[Dataset entries]

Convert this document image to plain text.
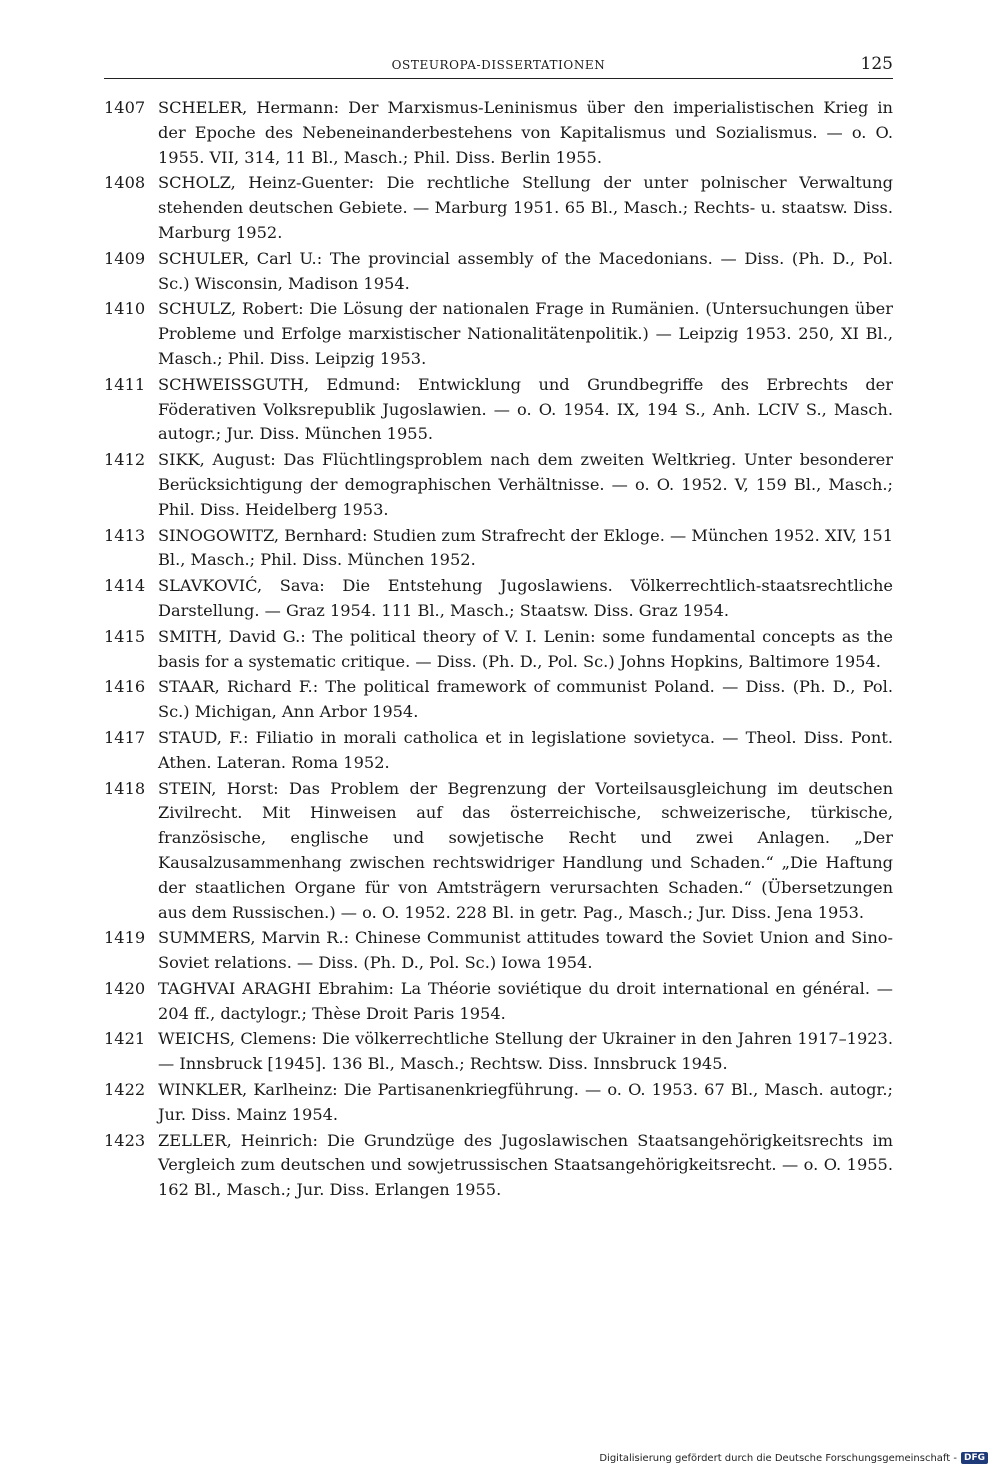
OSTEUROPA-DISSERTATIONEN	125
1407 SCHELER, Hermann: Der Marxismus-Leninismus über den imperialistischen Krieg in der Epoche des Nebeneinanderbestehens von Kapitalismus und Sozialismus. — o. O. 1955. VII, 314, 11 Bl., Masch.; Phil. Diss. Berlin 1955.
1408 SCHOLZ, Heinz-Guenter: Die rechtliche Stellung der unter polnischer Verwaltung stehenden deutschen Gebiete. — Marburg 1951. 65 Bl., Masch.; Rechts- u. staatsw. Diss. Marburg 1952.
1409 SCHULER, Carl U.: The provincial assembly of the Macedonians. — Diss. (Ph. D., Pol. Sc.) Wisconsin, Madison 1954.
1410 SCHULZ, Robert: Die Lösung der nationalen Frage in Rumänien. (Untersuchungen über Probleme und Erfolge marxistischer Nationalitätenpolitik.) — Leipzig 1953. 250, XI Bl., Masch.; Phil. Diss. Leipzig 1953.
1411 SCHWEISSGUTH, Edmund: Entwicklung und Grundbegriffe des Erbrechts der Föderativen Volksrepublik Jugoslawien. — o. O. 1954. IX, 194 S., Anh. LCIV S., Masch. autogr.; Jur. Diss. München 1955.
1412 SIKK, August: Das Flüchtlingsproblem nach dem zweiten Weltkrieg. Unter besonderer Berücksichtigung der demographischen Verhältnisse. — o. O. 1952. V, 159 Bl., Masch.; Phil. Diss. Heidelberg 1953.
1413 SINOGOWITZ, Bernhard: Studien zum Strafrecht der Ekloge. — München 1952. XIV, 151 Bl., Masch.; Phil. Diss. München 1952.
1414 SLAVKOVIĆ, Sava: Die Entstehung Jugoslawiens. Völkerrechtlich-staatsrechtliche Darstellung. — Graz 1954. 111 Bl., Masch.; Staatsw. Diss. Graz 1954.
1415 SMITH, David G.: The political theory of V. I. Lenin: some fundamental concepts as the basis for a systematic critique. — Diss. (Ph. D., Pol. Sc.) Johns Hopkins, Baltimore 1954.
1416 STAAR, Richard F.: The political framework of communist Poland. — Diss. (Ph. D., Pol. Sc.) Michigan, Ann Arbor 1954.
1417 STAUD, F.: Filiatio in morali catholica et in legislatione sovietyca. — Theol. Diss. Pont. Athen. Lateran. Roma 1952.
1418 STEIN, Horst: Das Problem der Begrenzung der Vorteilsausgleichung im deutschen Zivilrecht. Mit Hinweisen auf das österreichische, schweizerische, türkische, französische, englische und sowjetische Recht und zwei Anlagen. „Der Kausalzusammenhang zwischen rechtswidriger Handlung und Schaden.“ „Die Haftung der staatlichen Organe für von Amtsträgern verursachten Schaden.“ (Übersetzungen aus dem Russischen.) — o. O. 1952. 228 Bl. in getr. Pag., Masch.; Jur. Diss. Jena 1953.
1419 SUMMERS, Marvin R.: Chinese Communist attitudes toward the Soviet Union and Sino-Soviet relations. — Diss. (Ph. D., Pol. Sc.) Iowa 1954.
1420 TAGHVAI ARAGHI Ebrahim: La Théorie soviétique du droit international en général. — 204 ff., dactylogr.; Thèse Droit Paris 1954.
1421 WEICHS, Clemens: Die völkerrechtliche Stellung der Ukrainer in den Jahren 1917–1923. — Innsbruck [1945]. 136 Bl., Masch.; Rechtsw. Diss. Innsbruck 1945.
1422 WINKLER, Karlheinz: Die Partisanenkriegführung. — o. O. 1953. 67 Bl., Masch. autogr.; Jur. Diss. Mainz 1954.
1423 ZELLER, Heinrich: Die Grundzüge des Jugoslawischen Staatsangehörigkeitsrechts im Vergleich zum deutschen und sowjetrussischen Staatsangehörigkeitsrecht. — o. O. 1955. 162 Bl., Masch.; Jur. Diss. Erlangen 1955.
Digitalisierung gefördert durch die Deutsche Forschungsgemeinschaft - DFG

...

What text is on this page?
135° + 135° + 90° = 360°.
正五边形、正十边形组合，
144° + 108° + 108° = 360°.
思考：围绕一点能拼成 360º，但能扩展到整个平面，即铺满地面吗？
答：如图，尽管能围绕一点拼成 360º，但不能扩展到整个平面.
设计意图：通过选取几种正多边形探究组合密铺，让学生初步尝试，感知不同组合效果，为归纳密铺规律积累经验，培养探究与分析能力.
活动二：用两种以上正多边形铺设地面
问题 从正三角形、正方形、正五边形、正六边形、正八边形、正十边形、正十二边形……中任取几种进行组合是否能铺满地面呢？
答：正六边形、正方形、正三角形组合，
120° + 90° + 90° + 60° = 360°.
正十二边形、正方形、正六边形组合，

The exercise: In the listing, find all lines with the string "autogr" and copy them.

Full output:
1411 SCHWEISSGUTH, Edmund: Entwicklung und Grundbegriffe des Erbrechts der Föderativen Volksrepublik Jugoslawien. — o. O. 1954. IX, 194 S., Anh. LCIV S., Masch. autogr.; Jur. Diss. München 1955.
1422 WINKLER, Karlheinz: Die Partisanenkriegführung. — o. O. 1953. 67 Bl., Masch. autogr.; Jur. Diss. Mainz 1954.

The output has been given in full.